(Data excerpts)

## START

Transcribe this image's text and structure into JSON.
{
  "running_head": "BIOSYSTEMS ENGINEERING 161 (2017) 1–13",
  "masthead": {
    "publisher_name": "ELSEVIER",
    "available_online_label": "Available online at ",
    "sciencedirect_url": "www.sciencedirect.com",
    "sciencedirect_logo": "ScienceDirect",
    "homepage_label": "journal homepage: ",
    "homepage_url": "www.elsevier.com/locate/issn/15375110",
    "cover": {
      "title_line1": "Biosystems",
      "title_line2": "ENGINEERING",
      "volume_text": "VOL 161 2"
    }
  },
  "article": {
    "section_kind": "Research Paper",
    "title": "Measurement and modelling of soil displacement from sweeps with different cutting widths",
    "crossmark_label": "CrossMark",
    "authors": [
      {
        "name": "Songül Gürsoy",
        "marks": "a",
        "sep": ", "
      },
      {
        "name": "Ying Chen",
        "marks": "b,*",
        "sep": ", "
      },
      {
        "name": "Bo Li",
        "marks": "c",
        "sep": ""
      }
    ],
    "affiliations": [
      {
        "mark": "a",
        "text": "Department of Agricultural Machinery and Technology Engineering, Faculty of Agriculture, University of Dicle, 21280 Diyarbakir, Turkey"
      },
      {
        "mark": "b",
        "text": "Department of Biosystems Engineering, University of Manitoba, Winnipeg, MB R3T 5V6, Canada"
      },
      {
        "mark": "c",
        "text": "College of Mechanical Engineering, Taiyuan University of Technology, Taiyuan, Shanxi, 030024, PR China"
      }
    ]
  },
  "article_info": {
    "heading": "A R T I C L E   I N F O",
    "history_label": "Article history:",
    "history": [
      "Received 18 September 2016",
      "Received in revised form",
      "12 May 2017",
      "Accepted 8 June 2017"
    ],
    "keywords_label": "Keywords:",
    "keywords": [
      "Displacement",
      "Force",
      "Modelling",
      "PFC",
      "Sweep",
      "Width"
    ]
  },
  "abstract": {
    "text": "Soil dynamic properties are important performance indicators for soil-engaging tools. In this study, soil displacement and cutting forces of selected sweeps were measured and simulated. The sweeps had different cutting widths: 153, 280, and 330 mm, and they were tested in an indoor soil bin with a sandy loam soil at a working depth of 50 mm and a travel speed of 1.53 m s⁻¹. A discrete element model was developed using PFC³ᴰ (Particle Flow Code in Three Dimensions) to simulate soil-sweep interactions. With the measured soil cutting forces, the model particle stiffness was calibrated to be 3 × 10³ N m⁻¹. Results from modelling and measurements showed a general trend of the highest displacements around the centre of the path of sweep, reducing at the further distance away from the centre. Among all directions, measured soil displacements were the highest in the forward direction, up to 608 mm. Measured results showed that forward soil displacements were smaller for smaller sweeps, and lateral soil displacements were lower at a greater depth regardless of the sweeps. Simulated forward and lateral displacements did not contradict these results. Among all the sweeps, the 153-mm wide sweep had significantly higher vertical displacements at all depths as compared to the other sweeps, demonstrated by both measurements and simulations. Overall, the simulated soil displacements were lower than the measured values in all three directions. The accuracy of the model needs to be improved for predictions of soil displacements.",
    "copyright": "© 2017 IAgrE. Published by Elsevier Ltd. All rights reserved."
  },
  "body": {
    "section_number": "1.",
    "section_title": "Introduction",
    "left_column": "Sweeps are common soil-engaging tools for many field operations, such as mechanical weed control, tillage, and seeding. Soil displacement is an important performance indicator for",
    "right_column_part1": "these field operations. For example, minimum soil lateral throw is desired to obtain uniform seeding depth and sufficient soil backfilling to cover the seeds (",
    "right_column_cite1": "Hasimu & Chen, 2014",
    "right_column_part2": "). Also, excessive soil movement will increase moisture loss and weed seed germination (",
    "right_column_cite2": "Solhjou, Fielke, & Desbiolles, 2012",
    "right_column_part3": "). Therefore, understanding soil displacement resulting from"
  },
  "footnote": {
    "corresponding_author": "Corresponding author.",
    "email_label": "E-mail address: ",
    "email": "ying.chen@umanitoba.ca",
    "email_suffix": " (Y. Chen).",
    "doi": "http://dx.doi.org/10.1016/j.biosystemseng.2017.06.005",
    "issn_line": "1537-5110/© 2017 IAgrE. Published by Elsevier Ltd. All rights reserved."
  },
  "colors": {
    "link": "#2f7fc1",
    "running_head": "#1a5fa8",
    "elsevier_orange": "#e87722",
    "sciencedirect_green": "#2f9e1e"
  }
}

## END

What to work on
Restate the whole listing exactly, leaving out nothing.

The completed task
Transcribe this image's text and structure into JSON.
{
  "running_head": "BIOSYSTEMS ENGINEERING 161 (2017) 1–13",
  "masthead": {
    "publisher_name": "ELSEVIER",
    "available_online_label": "Available online at ",
    "sciencedirect_url": "www.sciencedirect.com",
    "sciencedirect_logo": "ScienceDirect",
    "homepage_label": "journal homepage: ",
    "homepage_url": "www.elsevier.com/locate/issn/15375110",
    "cover": {
      "title_line1": "Biosystems",
      "title_line2": "ENGINEERING",
      "volume_text": "VOL 161 2"
    }
  },
  "article": {
    "section_kind": "Research Paper",
    "title": "Measurement and modelling of soil displacement from sweeps with different cutting widths",
    "crossmark_label": "CrossMark",
    "authors": [
      {
        "name": "Songül Gürsoy",
        "marks": "a",
        "sep": ", "
      },
      {
        "name": "Ying Chen",
        "marks": "b,*",
        "sep": ", "
      },
      {
        "name": "Bo Li",
        "marks": "c",
        "sep": ""
      }
    ],
    "affiliations": [
      {
        "mark": "a",
        "text": "Department of Agricultural Machinery and Technology Engineering, Faculty of Agriculture, University of Dicle, 21280 Diyarbakir, Turkey"
      },
      {
        "mark": "b",
        "text": "Department of Biosystems Engineering, University of Manitoba, Winnipeg, MB R3T 5V6, Canada"
      },
      {
        "mark": "c",
        "text": "College of Mechanical Engineering, Taiyuan University of Technology, Taiyuan, Shanxi, 030024, PR China"
      }
    ]
  },
  "article_info": {
    "heading": "A R T I C L E   I N F O",
    "history_label": "Article history:",
    "history": [
      "Received 18 September 2016",
      "Received in revised form",
      "12 May 2017",
      "Accepted 8 June 2017"
    ],
    "keywords_label": "Keywords:",
    "keywords": [
      "Displacement",
      "Force",
      "Modelling",
      "PFC",
      "Sweep",
      "Width"
    ]
  },
  "abstract": {
    "text": "Soil dynamic properties are important performance indicators for soil-engaging tools. In this study, soil displacement and cutting forces of selected sweeps were measured and simulated. The sweeps had different cutting widths: 153, 280, and 330 mm, and they were tested in an indoor soil bin with a sandy loam soil at a working depth of 50 mm and a travel speed of 1.53 m s⁻¹. A discrete element model was developed using PFC³ᴰ (Particle Flow Code in Three Dimensions) to simulate soil-sweep interactions. With the measured soil cutting forces, the model particle stiffness was calibrated to be 3 × 10³ N m⁻¹. Results from modelling and measurements showed a general trend of the highest displacements around the centre of the path of sweep, reducing at the further distance away from the centre. Among all directions, measured soil displacements were the highest in the forward direction, up to 608 mm. Measured results showed that forward soil displacements were smaller for smaller sweeps, and lateral soil displacements were lower at a greater depth regardless of the sweeps. Simulated forward and lateral displacements did not contradict these results. Among all the sweeps, the 153-mm wide sweep had significantly higher vertical displacements at all depths as compared to the other sweeps, demonstrated by both measurements and simulations. Overall, the simulated soil displacements were lower than the measured values in all three directions. The accuracy of the model needs to be improved for predictions of soil displacements.",
    "copyright": "© 2017 IAgrE. Published by Elsevier Ltd. All rights reserved."
  },
  "body": {
    "section_number": "1.",
    "section_title": "Introduction",
    "left_column": "Sweeps are common soil-engaging tools for many field operations, such as mechanical weed control, tillage, and seeding. Soil displacement is an important performance indicator for",
    "right_column_part1": "these field operations. For example, minimum soil lateral throw is desired to obtain uniform seeding depth and sufficient soil backfilling to cover the seeds (",
    "right_column_cite1": "Hasimu & Chen, 2014",
    "right_column_part2": "). Also, excessive soil movement will increase moisture loss and weed seed germination (",
    "right_column_cite2": "Solhjou, Fielke, & Desbiolles, 2012",
    "right_column_part3": "). Therefore, understanding soil displacement resulting from"
  },
  "footnote": {
    "corresponding_author": "Corresponding author.",
    "email_label": "E-mail address: ",
    "email": "ying.chen@umanitoba.ca",
    "email_suffix": " (Y. Chen).",
    "doi": "http://dx.doi.org/10.1016/j.biosystemseng.2017.06.005",
    "issn_line": "1537-5110/© 2017 IAgrE. Published by Elsevier Ltd. All rights reserved."
  },
  "colors": {
    "link": "#2f7fc1",
    "running_head": "#1a5fa8",
    "elsevier_orange": "#e87722",
    "sciencedirect_green": "#2f9e1e"
  }
}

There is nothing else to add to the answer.